↓↓↓

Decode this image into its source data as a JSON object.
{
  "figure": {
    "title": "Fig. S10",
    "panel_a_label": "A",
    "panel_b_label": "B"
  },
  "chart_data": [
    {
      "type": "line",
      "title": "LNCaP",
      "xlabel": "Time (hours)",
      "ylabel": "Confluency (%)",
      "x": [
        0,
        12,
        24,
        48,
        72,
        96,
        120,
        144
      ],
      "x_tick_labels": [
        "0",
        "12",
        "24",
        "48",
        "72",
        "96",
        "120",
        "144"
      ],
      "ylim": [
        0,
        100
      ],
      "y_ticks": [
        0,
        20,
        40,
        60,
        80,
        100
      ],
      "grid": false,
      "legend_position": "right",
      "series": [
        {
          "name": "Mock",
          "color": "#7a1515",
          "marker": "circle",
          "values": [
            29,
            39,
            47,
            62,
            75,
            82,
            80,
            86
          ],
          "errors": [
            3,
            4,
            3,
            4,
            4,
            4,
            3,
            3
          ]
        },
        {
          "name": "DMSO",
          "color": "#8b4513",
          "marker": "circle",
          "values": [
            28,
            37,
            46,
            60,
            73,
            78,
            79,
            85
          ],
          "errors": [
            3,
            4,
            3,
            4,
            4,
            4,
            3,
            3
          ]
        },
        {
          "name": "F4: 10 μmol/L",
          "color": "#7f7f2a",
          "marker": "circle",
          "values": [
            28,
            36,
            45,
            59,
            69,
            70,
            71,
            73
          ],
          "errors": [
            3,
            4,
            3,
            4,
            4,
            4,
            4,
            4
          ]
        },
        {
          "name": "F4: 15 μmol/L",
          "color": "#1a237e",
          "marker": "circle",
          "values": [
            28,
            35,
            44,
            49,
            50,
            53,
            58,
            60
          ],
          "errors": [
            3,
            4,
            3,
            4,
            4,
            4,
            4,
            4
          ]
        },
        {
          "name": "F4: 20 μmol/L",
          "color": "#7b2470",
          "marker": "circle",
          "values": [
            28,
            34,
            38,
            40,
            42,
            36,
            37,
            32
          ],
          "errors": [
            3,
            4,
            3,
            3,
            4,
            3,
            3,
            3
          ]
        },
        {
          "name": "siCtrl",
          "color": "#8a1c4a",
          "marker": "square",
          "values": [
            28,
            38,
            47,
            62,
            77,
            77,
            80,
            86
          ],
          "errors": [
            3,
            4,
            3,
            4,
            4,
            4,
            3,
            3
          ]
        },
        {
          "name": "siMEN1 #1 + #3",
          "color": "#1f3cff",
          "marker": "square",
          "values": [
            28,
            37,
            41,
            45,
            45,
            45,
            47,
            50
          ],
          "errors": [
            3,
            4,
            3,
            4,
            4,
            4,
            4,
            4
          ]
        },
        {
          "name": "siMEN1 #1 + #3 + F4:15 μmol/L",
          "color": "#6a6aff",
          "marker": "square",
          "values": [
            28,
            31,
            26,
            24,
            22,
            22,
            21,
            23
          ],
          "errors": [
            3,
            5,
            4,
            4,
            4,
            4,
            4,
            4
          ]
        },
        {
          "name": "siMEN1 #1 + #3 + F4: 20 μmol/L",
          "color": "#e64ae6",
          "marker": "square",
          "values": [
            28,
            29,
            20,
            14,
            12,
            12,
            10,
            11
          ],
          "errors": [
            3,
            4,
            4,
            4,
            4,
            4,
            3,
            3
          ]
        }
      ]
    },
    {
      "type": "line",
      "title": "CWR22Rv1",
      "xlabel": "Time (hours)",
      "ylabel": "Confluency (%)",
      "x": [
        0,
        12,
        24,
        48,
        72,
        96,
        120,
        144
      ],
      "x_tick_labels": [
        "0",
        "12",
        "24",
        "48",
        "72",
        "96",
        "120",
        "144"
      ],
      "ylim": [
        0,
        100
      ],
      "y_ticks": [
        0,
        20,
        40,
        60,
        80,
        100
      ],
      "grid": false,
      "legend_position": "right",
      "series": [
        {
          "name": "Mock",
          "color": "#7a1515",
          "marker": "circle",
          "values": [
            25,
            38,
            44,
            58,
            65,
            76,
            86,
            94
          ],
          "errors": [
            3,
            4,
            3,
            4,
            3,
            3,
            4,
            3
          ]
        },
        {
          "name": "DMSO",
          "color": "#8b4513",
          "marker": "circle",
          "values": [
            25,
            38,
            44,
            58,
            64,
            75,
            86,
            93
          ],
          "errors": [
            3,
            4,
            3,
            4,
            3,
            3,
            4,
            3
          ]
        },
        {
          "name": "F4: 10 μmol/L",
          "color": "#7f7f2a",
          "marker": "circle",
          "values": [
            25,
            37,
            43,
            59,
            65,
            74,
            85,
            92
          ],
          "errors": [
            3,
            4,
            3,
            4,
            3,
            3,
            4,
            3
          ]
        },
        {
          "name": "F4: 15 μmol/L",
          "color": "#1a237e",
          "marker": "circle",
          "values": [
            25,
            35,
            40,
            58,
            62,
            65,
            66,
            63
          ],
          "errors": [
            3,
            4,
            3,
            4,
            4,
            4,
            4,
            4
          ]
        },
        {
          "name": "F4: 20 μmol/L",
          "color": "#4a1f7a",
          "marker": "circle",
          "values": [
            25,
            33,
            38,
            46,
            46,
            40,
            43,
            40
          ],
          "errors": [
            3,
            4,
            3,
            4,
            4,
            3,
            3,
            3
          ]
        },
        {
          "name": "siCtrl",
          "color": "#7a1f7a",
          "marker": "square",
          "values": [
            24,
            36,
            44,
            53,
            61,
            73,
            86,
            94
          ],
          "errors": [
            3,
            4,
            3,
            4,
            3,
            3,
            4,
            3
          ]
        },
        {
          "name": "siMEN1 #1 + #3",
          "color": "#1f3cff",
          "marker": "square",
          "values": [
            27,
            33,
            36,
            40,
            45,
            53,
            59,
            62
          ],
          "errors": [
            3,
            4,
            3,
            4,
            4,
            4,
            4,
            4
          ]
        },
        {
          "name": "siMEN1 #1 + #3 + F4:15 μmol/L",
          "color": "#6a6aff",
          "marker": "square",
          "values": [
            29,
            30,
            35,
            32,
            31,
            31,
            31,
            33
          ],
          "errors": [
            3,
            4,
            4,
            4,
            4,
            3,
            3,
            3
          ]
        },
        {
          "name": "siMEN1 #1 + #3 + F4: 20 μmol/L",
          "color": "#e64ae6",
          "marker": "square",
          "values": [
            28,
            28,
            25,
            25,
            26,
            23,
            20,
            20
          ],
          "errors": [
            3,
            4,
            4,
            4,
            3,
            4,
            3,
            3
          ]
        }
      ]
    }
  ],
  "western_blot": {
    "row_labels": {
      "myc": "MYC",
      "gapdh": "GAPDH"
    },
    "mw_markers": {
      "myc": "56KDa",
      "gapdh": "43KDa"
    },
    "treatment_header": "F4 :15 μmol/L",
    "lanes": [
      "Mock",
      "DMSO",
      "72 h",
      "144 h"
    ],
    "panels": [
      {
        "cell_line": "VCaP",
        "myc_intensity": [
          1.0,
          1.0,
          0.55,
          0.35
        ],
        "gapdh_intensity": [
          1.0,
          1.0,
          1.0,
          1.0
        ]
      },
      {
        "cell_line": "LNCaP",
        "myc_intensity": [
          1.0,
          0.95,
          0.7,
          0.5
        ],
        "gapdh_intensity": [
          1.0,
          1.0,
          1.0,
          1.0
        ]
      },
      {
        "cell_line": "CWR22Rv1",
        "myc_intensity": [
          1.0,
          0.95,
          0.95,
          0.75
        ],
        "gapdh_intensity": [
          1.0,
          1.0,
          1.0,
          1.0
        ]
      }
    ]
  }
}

↑↑↑
↓↓↓

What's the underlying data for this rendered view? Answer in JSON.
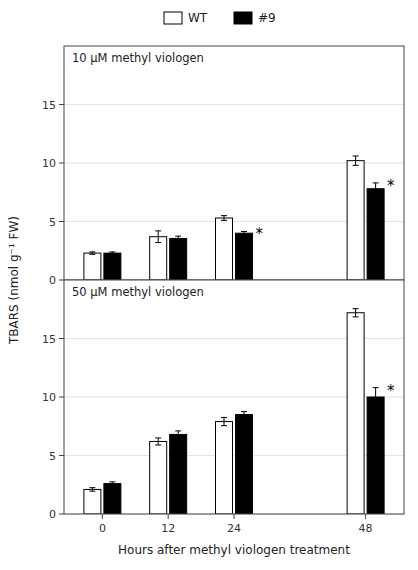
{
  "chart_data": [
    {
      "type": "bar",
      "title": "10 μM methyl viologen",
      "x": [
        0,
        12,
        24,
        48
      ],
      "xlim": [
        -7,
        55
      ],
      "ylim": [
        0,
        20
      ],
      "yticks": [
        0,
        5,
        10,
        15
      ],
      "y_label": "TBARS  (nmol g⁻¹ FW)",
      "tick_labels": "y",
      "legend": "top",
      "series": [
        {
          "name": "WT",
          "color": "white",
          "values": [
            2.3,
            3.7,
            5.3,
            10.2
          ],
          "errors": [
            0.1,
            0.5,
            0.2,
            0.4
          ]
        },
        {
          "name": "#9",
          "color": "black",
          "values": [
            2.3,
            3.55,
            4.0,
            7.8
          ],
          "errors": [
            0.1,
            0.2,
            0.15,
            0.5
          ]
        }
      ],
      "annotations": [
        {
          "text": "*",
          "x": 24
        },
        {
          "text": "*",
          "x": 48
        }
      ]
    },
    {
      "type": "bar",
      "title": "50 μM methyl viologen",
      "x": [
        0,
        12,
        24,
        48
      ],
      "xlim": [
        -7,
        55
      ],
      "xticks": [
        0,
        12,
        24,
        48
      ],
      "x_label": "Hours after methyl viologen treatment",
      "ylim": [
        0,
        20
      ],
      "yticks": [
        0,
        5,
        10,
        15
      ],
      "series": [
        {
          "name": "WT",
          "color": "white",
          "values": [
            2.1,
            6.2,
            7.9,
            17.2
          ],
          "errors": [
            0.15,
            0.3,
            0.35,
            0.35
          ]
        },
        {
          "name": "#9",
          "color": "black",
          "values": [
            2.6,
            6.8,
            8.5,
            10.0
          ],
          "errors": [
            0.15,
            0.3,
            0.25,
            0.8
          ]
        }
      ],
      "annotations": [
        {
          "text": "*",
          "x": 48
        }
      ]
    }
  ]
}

↑↑↑
↓↓↓

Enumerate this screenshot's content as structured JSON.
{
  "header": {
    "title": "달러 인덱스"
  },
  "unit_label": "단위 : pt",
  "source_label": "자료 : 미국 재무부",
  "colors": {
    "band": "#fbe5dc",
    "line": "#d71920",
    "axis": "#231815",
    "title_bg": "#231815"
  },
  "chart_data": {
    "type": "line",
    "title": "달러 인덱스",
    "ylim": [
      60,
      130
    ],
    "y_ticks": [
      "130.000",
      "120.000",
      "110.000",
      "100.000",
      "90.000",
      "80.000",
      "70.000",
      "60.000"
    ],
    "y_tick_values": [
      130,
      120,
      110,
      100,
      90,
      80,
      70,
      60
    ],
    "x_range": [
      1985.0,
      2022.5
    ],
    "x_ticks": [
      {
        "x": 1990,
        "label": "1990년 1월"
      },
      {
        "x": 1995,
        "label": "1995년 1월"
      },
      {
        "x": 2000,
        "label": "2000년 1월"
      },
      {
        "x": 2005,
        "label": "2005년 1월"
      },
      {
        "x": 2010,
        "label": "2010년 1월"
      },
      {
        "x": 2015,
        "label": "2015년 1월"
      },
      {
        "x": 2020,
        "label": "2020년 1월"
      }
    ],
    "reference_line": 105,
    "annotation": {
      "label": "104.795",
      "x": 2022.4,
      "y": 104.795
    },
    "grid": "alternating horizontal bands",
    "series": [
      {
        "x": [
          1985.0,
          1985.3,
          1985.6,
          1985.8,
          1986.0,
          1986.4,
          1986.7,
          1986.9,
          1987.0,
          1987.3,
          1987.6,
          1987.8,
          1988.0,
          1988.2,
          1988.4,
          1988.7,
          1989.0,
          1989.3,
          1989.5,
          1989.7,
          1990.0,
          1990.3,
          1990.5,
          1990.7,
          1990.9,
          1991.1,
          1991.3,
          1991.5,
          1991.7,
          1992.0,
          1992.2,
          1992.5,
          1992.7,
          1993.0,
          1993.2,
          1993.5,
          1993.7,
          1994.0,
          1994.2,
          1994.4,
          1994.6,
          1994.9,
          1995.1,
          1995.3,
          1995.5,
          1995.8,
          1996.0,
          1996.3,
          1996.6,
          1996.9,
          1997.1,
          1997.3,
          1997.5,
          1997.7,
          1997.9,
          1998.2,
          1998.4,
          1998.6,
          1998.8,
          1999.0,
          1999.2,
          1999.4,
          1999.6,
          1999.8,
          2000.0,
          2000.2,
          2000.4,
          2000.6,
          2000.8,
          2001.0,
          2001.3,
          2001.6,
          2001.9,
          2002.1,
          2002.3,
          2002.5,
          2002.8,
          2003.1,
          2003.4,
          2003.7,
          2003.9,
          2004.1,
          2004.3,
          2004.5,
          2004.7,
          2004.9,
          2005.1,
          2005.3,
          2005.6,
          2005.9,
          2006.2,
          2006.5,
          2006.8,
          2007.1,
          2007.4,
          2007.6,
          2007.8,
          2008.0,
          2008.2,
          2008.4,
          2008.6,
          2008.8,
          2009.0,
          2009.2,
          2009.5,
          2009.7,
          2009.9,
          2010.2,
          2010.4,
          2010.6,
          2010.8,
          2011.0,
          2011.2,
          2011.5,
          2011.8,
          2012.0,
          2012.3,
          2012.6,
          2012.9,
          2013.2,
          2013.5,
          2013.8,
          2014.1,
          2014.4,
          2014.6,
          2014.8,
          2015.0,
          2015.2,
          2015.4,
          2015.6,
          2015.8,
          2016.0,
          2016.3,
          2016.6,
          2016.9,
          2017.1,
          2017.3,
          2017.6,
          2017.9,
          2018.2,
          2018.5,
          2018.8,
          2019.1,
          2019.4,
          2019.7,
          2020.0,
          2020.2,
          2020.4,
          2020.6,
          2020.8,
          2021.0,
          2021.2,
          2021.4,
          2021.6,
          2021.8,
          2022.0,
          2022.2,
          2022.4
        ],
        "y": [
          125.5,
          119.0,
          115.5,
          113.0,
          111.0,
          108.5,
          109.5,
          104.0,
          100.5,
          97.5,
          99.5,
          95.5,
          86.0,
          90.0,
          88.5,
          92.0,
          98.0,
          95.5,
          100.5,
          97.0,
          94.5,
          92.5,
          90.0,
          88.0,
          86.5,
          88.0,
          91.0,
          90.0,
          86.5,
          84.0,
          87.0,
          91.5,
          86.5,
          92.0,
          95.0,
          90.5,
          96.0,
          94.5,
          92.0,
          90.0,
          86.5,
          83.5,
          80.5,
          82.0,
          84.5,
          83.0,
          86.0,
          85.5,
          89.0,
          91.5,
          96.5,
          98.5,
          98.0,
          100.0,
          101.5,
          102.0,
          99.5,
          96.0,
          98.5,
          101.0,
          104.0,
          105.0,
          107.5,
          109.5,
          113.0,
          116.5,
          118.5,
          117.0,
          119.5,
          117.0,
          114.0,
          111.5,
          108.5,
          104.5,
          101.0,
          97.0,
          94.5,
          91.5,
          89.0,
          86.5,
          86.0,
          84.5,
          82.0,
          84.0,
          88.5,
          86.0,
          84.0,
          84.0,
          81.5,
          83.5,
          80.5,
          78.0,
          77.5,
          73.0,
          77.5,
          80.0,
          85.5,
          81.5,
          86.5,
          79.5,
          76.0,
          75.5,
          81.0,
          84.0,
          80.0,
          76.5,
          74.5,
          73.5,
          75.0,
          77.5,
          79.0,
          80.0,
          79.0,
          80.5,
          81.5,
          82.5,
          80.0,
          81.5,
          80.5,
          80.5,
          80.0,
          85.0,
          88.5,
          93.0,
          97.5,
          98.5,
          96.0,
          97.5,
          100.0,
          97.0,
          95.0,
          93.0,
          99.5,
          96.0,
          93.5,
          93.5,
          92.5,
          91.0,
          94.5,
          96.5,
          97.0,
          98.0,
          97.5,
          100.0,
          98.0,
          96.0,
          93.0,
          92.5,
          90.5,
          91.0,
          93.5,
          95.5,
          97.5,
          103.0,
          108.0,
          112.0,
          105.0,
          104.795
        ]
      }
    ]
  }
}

↑↑↑

### [Problem description]
Show the lines of the records that contain the word "methyl".

### [Response to the task]
      "title": "10 μM methyl viologen",
      "title": "50 μM methyl viologen",
      "x_label": "Hours after methyl viologen treatment",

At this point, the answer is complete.